* [Instructions to follow]
Pick out every line with the word "search" and copy it.

* [Extracted material]
________________

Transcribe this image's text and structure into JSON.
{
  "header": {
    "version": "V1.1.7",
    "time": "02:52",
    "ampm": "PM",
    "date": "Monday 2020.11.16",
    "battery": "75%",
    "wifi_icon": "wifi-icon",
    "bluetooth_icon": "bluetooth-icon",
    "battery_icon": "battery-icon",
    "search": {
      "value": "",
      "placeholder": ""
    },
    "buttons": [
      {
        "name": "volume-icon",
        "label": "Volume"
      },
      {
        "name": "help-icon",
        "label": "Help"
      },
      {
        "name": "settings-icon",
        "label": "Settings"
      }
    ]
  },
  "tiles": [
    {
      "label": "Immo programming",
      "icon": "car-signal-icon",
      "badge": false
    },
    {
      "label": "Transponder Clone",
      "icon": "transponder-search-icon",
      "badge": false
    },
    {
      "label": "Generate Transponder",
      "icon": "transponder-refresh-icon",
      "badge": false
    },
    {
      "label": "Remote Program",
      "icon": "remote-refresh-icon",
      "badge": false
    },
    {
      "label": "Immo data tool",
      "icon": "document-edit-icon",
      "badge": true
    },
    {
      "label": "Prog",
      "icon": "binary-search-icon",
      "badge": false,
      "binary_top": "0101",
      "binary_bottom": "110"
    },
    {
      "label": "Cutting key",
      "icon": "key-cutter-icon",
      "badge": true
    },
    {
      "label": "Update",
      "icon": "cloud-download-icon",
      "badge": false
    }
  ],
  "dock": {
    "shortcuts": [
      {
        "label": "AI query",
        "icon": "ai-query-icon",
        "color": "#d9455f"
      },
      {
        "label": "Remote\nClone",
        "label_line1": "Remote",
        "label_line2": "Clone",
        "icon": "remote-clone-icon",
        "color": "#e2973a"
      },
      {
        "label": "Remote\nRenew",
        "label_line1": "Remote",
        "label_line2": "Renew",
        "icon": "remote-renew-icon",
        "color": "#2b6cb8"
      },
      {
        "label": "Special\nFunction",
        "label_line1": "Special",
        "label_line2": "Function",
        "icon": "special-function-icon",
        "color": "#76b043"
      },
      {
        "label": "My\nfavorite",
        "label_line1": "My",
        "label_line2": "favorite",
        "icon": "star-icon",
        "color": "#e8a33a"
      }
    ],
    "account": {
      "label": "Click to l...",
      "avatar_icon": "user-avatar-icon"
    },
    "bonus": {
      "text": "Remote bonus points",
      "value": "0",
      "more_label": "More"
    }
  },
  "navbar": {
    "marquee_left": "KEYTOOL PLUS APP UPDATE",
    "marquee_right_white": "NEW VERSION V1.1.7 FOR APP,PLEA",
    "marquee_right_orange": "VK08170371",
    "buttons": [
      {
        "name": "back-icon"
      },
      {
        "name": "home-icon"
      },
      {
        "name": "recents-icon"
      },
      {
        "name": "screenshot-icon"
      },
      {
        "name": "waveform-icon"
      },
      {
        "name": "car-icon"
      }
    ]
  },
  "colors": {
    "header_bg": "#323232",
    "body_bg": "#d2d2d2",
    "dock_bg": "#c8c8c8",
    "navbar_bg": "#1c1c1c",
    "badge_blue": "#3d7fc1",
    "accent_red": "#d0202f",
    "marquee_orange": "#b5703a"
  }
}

________________

* [Problem solution]
    "search": {
      "icon": "transponder-search-icon",
      "icon": "binary-search-icon",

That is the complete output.